— start Dataset —
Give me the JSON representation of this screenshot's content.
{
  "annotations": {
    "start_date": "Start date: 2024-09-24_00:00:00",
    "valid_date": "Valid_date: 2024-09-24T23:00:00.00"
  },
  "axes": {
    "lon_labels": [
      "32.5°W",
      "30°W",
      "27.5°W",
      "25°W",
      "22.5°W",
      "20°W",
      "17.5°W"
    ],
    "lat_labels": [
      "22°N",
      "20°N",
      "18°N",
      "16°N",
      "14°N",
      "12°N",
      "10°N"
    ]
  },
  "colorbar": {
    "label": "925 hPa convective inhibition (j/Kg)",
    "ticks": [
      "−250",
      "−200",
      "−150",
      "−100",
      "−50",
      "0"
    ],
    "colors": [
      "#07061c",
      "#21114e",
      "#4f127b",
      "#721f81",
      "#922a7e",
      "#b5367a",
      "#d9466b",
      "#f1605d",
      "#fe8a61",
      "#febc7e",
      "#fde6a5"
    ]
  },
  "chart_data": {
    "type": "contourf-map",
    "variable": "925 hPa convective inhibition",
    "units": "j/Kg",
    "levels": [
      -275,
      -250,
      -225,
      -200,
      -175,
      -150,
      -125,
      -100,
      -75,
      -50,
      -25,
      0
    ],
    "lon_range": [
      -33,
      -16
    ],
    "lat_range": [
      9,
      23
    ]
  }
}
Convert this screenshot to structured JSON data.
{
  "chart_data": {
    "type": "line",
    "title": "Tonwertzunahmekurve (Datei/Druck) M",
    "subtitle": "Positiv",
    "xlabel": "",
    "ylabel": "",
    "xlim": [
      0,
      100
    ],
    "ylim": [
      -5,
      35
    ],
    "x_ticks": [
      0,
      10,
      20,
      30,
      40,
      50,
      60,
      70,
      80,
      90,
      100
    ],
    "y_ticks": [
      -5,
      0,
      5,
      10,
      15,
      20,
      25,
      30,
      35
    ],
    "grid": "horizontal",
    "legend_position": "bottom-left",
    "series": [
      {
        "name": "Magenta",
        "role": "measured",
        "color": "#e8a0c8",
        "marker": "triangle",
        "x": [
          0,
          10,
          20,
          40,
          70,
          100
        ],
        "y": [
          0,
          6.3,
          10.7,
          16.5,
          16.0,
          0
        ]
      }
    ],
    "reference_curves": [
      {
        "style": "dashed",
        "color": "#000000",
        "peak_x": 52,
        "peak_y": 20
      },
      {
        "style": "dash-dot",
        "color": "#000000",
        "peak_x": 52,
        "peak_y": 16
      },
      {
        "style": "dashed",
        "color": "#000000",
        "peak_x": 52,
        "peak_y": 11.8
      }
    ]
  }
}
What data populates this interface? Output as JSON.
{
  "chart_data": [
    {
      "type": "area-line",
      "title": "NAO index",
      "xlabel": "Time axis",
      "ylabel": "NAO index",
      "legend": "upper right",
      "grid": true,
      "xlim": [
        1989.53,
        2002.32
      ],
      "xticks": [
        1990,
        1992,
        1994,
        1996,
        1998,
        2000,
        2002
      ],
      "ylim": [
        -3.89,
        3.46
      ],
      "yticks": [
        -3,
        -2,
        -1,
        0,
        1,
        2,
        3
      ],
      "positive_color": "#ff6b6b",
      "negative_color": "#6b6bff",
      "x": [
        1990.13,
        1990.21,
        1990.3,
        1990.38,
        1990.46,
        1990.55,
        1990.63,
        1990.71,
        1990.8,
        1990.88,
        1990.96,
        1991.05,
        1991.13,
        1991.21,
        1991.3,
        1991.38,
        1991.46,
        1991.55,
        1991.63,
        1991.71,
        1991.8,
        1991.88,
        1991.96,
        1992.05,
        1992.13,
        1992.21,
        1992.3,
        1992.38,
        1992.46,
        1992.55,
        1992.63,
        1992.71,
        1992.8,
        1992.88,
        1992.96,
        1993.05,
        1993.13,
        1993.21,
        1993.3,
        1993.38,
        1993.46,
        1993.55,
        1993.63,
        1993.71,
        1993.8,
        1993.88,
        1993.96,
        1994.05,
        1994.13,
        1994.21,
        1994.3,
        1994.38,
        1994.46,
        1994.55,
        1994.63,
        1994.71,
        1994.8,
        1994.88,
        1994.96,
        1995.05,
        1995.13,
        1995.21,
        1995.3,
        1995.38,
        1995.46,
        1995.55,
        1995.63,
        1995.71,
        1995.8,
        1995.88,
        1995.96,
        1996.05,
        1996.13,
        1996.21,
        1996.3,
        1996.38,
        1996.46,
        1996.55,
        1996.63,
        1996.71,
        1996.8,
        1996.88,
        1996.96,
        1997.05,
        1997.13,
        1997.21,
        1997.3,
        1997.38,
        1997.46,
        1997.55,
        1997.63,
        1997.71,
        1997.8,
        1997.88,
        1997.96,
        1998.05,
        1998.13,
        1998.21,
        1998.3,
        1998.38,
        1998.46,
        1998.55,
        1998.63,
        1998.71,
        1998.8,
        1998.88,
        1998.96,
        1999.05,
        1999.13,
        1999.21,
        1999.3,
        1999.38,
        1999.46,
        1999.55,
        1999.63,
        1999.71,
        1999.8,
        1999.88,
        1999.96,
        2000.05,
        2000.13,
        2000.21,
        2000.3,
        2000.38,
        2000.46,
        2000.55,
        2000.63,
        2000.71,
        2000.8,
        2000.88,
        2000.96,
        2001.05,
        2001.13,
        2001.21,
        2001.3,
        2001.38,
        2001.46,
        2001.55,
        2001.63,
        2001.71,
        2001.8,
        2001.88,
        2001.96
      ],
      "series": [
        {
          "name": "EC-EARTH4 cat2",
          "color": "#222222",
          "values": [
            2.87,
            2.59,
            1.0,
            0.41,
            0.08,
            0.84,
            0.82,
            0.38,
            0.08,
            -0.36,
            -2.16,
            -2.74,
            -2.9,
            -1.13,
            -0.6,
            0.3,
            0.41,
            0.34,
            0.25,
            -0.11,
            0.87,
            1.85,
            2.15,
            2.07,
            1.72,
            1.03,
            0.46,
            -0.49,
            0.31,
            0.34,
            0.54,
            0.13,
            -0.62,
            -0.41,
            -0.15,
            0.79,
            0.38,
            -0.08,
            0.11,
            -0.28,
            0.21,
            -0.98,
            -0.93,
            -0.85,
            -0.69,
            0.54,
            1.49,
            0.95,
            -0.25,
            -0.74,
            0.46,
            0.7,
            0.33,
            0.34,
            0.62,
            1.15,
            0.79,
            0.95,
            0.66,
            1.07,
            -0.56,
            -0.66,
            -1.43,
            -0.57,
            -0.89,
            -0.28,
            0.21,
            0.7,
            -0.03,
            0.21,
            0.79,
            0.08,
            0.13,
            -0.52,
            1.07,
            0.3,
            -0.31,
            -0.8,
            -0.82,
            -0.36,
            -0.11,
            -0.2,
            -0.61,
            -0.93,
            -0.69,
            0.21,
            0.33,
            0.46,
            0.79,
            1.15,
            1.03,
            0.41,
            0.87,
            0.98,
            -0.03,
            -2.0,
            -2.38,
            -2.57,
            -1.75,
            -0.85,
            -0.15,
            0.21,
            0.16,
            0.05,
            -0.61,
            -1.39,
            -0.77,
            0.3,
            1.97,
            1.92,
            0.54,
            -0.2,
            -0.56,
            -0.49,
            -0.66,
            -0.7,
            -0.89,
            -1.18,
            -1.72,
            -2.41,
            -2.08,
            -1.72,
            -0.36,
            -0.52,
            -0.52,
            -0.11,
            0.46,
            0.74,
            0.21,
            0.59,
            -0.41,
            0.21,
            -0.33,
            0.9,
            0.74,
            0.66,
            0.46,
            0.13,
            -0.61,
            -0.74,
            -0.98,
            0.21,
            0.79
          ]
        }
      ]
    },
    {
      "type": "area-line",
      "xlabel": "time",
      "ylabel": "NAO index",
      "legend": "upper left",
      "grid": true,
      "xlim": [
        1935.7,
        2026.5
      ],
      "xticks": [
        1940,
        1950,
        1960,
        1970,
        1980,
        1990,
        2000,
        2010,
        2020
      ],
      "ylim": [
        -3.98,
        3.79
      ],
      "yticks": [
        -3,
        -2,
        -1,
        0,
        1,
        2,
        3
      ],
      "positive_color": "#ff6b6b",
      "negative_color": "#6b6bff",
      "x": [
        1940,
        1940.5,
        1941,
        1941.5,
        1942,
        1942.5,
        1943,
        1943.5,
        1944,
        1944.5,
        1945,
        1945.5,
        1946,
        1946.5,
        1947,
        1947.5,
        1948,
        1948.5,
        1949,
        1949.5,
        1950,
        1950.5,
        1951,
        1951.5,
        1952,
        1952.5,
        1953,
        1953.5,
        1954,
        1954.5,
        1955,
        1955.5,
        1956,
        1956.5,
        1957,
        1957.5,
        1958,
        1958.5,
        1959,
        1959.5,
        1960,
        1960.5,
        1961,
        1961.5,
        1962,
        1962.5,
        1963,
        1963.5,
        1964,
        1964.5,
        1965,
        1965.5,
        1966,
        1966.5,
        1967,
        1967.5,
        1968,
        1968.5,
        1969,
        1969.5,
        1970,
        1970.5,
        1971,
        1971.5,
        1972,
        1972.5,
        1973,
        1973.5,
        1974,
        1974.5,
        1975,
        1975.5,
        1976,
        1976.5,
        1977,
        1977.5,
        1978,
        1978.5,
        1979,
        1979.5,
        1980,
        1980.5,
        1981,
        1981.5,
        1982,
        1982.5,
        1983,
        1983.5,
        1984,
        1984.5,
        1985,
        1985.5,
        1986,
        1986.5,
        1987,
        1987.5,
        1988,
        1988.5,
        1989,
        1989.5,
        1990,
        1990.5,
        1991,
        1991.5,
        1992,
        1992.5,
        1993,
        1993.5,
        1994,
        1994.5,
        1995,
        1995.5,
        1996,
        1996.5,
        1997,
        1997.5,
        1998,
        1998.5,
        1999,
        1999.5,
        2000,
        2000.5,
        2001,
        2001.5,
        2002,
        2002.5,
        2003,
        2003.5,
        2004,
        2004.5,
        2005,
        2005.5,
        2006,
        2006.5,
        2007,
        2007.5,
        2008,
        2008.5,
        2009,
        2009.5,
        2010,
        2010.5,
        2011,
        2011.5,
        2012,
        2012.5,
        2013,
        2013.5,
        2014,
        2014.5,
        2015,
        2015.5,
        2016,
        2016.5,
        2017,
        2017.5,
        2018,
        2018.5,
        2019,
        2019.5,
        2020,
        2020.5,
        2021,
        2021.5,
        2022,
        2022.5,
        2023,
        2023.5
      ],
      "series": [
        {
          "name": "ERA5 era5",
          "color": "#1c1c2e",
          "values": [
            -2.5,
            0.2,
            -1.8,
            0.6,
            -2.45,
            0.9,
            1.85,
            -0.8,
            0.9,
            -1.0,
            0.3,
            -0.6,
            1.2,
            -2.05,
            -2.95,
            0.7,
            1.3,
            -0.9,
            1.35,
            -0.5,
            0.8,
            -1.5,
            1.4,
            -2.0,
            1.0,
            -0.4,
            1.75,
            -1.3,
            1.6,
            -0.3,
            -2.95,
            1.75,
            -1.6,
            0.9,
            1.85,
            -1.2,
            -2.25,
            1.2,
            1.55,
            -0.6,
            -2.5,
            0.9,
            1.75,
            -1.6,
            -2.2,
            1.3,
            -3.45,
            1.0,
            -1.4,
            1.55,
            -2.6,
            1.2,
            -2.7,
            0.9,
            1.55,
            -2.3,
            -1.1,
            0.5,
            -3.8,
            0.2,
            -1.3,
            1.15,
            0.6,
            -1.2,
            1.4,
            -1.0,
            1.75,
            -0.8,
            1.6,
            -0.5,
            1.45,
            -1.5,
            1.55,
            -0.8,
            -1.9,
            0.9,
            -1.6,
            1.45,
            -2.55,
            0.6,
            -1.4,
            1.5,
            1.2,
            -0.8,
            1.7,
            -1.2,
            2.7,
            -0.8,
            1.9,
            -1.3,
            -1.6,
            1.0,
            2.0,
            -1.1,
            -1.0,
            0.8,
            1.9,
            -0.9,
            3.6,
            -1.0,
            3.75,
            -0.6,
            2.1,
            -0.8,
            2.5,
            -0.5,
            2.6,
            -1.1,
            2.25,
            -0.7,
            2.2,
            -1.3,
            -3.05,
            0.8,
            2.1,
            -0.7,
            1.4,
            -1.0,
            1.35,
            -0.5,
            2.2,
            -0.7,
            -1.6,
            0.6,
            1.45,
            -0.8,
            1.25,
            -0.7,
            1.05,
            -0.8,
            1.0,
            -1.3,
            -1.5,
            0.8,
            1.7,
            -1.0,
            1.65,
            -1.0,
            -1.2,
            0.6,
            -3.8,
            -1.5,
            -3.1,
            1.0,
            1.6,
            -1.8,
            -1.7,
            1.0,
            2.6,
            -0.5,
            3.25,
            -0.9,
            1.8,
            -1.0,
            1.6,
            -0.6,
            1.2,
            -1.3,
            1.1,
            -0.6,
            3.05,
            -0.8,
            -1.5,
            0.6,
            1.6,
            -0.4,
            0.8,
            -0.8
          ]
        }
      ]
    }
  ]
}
— end Dataset —
- Directions for this task
How many lines in these records hold the string "upper"? Reply with the number alone.

- The completed task
2